— The exercise —
Examine the records and identify each line that includes the string "different". Copy those lines.

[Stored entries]
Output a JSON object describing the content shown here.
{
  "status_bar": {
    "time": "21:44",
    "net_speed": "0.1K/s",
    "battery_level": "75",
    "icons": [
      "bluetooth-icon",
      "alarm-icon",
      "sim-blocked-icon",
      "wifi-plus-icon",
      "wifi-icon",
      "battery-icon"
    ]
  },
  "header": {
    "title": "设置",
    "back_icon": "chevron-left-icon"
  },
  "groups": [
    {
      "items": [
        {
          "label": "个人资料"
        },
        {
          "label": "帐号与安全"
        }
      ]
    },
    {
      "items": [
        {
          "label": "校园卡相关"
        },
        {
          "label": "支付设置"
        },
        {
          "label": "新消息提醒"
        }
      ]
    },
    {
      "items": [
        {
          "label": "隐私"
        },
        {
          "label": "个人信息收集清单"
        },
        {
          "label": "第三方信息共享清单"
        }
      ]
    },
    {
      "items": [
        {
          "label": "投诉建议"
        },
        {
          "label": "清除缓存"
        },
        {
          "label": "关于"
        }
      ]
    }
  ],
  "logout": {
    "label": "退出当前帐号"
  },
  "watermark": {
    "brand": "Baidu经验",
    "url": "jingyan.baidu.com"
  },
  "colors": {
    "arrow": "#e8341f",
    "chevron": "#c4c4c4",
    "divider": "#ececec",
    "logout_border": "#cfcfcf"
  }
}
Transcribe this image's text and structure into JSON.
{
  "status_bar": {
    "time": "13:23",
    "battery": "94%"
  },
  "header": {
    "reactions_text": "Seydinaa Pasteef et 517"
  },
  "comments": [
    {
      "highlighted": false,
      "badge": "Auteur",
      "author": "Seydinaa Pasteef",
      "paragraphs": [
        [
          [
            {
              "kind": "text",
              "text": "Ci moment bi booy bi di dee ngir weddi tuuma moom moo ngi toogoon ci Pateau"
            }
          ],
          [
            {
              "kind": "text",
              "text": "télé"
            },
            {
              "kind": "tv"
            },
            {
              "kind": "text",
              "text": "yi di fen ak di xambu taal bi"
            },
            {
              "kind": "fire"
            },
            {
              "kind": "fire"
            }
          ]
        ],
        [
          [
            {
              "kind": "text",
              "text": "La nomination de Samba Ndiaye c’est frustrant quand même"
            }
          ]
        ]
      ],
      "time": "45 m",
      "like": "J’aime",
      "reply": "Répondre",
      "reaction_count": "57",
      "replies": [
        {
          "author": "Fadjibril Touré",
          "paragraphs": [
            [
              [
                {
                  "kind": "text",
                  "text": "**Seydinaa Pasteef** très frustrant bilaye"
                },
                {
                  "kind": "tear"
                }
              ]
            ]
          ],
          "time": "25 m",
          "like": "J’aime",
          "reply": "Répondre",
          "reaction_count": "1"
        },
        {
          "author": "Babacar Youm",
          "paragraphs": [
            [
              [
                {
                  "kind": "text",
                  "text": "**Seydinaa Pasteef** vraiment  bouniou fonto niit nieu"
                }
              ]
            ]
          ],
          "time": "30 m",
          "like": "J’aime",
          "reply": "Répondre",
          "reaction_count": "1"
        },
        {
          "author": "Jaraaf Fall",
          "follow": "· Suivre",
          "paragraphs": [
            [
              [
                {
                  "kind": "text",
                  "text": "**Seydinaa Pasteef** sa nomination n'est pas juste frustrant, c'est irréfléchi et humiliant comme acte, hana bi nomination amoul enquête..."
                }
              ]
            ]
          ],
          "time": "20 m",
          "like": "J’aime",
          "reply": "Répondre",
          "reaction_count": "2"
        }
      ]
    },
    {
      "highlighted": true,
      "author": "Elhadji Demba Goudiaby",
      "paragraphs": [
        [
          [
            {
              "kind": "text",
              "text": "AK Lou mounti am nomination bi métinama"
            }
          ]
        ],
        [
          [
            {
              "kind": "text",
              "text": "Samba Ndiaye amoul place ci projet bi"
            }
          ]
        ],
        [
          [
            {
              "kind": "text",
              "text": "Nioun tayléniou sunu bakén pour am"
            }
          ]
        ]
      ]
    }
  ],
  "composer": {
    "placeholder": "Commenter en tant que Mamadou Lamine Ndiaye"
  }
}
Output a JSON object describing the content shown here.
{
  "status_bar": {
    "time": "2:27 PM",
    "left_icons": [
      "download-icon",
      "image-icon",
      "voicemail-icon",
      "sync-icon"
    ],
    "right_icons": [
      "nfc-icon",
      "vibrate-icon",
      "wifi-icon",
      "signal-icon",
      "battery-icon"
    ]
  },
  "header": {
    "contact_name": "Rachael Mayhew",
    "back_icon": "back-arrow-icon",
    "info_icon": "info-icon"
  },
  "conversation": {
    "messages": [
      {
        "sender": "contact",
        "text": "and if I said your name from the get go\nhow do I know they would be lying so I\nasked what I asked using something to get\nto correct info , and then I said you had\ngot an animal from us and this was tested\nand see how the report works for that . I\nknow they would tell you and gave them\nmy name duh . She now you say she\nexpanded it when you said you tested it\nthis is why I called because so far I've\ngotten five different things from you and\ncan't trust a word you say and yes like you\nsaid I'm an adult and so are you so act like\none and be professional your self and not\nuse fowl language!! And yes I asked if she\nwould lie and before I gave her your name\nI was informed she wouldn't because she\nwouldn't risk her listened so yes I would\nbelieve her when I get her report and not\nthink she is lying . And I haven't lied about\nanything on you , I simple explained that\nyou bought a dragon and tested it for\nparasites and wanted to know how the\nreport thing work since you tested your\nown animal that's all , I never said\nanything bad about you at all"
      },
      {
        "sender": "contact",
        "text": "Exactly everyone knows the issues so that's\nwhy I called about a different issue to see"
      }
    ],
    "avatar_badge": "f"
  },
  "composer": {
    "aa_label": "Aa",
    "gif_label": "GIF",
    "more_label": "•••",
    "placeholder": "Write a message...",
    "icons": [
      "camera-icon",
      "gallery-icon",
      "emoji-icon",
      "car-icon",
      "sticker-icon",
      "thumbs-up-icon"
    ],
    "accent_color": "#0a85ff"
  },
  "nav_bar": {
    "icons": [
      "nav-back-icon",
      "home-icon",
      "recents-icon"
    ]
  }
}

— Response —
        "text": "and if I said your name from the get go\nhow do I know they would be lying so I\nasked what I asked using something to get\nto correct info , and then I said you had\ngot an animal from us and this was tested\nand see how the report works for that . I\nknow they would tell you and gave them\nmy name duh . She now you say she\nexpanded it when you said you tested it\nthis is why I called because so far I've\ngotten five different things from you and\ncan't trust a word you say and yes like you\nsaid I'm an adult and so are you so act like\none and be professional your self and not\nuse fowl language!! And yes I asked if she\nwould lie and before I gave her your name\nI was informed she wouldn't because she\nwouldn't risk her listened so yes I would\nbelieve her when I get her report and not\nthink she is lying . And I haven't lied about\nanything on you , I simple explained that\nyou bought a dragon and tested it for\nparasites and wanted to know how the\nreport thing work since you tested your\nown animal that's all , I never said\nanything bad about you at all"
        "text": "Exactly everyone knows the issues so that's\nwhy I called about a different issue to see"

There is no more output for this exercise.